Task statement =>
Locate the lines of the listing below that hold "also", then copy each of them.

Dataset records =>
====

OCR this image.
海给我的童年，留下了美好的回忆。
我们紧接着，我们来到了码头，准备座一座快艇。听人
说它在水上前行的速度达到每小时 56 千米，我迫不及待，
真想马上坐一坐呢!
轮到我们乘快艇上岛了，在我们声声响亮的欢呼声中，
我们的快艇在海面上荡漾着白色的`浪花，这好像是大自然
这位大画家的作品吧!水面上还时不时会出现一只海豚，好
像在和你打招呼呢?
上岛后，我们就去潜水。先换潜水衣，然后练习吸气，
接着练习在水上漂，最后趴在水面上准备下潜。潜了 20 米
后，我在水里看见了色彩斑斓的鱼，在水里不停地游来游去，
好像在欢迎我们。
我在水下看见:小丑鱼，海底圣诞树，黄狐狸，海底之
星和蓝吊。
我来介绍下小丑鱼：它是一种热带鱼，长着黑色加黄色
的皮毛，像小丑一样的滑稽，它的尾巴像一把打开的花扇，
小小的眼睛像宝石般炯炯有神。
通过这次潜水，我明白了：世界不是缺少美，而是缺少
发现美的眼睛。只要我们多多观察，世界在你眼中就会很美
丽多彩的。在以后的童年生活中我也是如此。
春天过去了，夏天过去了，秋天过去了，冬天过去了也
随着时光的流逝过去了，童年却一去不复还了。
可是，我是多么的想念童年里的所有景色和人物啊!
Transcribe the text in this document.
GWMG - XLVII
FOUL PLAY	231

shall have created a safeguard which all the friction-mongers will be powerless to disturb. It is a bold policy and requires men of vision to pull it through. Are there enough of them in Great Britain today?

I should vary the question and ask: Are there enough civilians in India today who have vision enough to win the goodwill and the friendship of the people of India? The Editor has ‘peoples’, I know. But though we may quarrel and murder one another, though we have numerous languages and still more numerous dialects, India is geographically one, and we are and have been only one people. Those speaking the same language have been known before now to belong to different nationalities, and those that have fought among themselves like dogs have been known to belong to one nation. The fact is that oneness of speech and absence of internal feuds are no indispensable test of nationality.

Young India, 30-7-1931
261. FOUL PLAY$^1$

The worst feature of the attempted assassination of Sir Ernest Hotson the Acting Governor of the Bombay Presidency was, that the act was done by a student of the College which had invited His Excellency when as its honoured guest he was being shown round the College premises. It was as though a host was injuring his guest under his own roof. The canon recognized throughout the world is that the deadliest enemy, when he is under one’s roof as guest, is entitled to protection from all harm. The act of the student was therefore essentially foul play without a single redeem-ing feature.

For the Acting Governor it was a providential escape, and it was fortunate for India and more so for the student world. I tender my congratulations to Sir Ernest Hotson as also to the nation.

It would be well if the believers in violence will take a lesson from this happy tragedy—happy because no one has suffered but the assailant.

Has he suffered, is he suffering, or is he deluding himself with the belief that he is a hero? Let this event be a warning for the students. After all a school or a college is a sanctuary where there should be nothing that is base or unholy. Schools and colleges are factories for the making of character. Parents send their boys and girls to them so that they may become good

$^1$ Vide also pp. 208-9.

====

Correct answer =>
For the Acting Governor it was a providential escape, and it was fortunate for India and more so for the student world. I tender my congratulations to Sir Ernest Hotson as also to the nation.
$^1$ Vide also pp. 208-9.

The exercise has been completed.